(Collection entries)
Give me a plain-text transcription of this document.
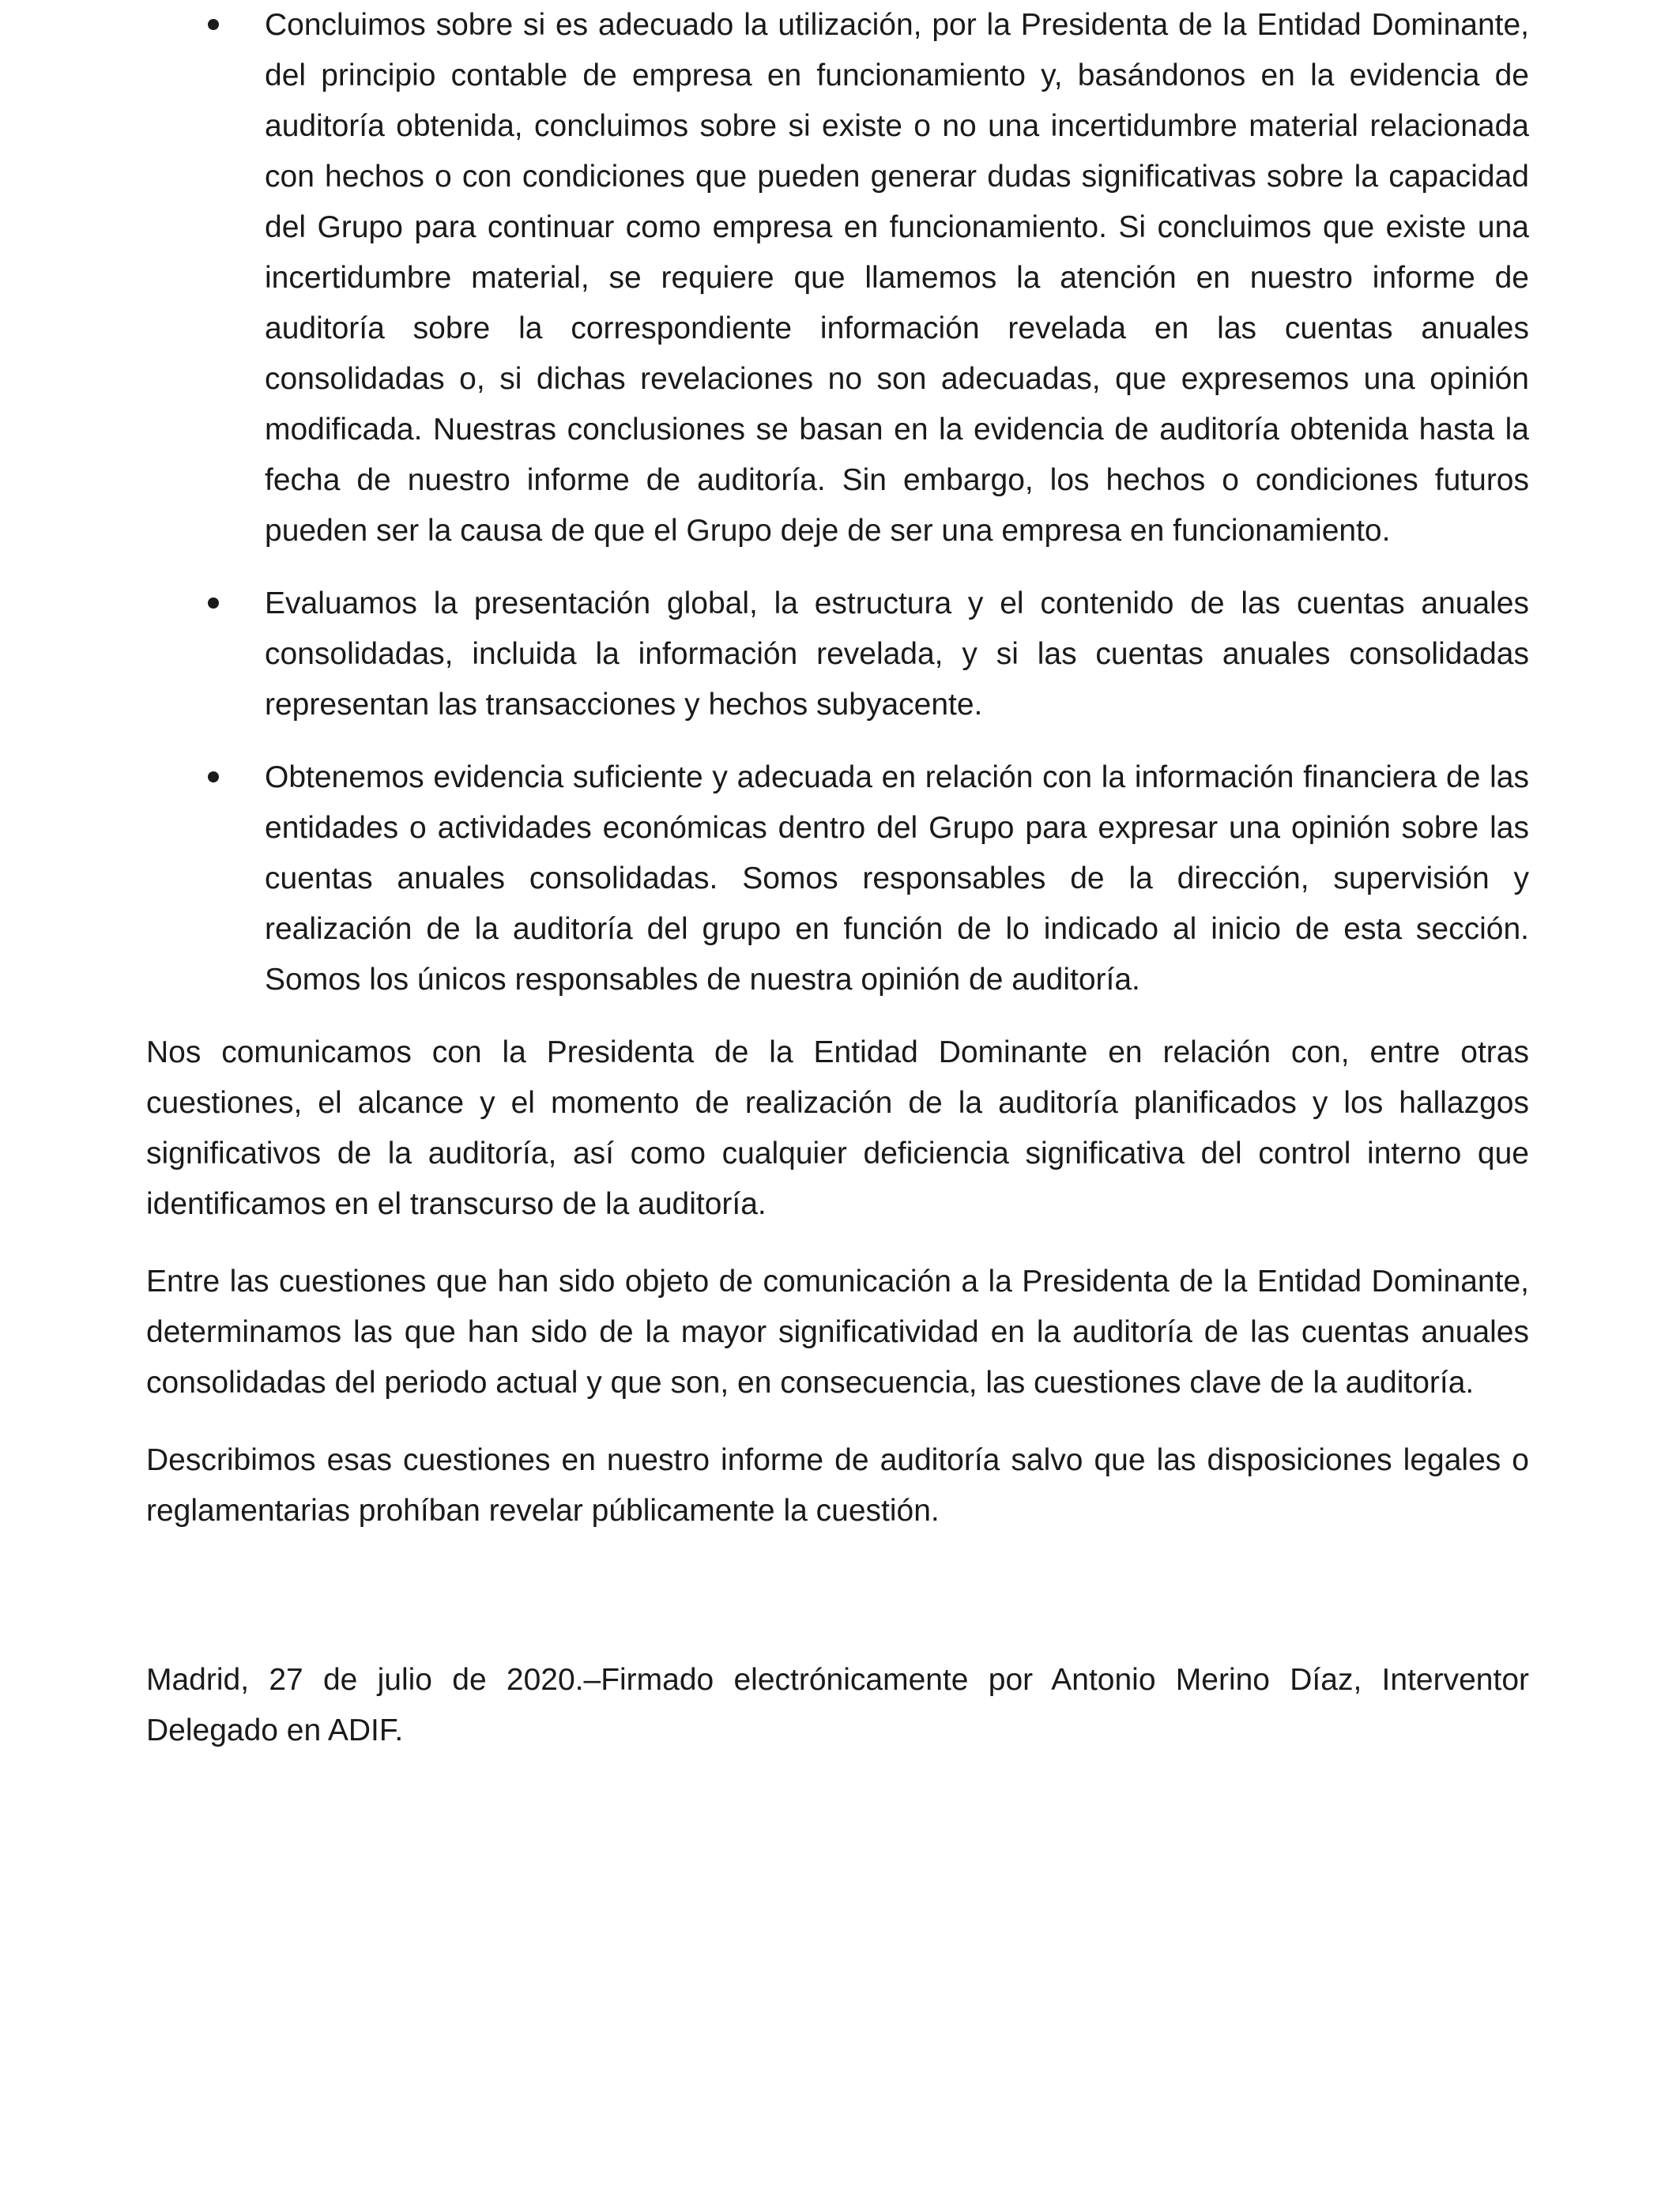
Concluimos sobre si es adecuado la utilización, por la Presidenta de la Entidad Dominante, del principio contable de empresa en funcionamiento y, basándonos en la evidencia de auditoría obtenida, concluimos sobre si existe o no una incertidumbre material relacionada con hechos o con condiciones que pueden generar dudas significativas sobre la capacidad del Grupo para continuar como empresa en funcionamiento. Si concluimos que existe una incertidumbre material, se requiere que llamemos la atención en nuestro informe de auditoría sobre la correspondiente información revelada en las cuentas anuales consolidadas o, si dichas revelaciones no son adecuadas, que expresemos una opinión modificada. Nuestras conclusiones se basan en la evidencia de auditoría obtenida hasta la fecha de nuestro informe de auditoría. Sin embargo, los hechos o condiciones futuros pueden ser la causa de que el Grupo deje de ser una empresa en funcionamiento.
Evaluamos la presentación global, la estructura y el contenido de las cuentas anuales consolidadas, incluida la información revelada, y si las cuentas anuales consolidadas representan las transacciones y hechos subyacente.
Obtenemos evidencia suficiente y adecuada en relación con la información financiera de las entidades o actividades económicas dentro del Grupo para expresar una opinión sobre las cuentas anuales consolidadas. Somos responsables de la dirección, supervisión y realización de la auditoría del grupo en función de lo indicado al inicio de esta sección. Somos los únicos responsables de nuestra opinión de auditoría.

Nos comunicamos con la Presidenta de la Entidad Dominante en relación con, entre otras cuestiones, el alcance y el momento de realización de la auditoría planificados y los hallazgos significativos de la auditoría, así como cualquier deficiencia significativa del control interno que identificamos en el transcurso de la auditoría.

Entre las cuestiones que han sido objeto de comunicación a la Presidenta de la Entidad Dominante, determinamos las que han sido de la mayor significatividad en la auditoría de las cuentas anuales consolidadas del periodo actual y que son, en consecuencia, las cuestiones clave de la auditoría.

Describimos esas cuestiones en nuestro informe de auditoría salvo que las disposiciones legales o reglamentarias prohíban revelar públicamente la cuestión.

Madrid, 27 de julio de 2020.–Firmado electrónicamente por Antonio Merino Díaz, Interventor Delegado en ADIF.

> [Task to complete]: Exact duplication of all the records is required; pictures are omitted from the copy.

> [Exercise result]:
Give me a plain-text transcription of this document.
Concluimos sobre si es adecuado la utilización, por la Presidenta de la Entidad Dominante, del principio contable de empresa en funcionamiento y, basándonos en la evidencia de auditoría obtenida, concluimos sobre si existe o no una incertidumbre material relacionada con hechos o con condiciones que pueden generar dudas significativas sobre la capacidad del Grupo para continuar como empresa en funcionamiento. Si concluimos que existe una incertidumbre material, se requiere que llamemos la atención en nuestro informe de auditoría sobre la correspondiente información revelada en las cuentas anuales consolidadas o, si dichas revelaciones no son adecuadas, que expresemos una opinión modificada. Nuestras conclusiones se basan en la evidencia de auditoría obtenida hasta la fecha de nuestro informe de auditoría. Sin embargo, los hechos o condiciones futuros pueden ser la causa de que el Grupo deje de ser una empresa en funcionamiento.
Evaluamos la presentación global, la estructura y el contenido de las cuentas anuales consolidadas, incluida la información revelada, y si las cuentas anuales consolidadas representan las transacciones y hechos subyacente.
Obtenemos evidencia suficiente y adecuada en relación con la información financiera de las entidades o actividades económicas dentro del Grupo para expresar una opinión sobre las cuentas anuales consolidadas. Somos responsables de la dirección, supervisión y realización de la auditoría del grupo en función de lo indicado al inicio de esta sección. Somos los únicos responsables de nuestra opinión de auditoría.

Nos comunicamos con la Presidenta de la Entidad Dominante en relación con, entre otras cuestiones, el alcance y el momento de realización de la auditoría planificados y los hallazgos significativos de la auditoría, así como cualquier deficiencia significativa del control interno que identificamos en el transcurso de la auditoría.

Entre las cuestiones que han sido objeto de comunicación a la Presidenta de la Entidad Dominante, determinamos las que han sido de la mayor significatividad en la auditoría de las cuentas anuales consolidadas del periodo actual y que son, en consecuencia, las cuestiones clave de la auditoría.

Describimos esas cuestiones en nuestro informe de auditoría salvo que las disposiciones legales o reglamentarias prohíban revelar públicamente la cuestión.

Madrid, 27 de julio de 2020.–Firmado electrónicamente por Antonio Merino Díaz, Interventor Delegado en ADIF.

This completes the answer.